» **EXERCISE TASK**:
Which lines contain the string "民主议事厅"? Please list every one of them.

» **INFORMATION SHOWN**:

────────────────────

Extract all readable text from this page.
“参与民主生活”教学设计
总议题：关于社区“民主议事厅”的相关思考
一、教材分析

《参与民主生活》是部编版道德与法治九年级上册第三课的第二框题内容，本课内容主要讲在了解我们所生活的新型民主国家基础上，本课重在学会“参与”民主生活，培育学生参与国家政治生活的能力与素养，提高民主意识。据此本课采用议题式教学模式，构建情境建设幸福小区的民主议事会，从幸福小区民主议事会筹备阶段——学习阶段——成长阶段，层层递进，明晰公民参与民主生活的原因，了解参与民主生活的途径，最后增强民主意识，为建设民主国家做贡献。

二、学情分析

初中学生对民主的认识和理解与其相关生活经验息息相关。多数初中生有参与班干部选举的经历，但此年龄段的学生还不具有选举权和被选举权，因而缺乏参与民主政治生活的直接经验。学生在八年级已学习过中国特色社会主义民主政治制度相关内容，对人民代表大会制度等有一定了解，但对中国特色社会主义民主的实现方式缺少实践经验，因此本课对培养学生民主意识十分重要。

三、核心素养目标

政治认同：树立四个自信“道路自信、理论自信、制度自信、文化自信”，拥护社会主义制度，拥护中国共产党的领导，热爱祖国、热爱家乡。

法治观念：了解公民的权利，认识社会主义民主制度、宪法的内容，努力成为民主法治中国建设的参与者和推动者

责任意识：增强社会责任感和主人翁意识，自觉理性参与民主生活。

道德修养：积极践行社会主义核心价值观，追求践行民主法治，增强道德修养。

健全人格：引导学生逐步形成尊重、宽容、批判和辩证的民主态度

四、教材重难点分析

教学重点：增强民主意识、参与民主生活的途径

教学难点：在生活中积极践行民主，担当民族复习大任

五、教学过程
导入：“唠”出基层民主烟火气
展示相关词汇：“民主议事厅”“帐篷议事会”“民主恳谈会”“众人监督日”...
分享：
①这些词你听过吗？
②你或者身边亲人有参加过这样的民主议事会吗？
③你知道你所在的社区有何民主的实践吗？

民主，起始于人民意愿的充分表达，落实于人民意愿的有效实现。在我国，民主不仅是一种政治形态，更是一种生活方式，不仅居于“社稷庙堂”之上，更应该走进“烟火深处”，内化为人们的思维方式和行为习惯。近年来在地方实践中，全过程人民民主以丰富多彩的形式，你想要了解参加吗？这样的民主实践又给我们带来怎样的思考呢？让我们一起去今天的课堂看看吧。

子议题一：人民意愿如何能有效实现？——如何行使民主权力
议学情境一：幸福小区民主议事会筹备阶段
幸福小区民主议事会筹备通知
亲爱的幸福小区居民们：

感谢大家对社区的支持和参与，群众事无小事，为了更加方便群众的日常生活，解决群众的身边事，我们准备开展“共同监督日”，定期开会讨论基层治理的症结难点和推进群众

────────────────────

» **EXERCISE ANSWER**:
总议题：关于社区“民主议事厅”的相关思考
展示相关词汇：“民主议事厅”“帐篷议事会”“民主恳谈会”“众人监督日”...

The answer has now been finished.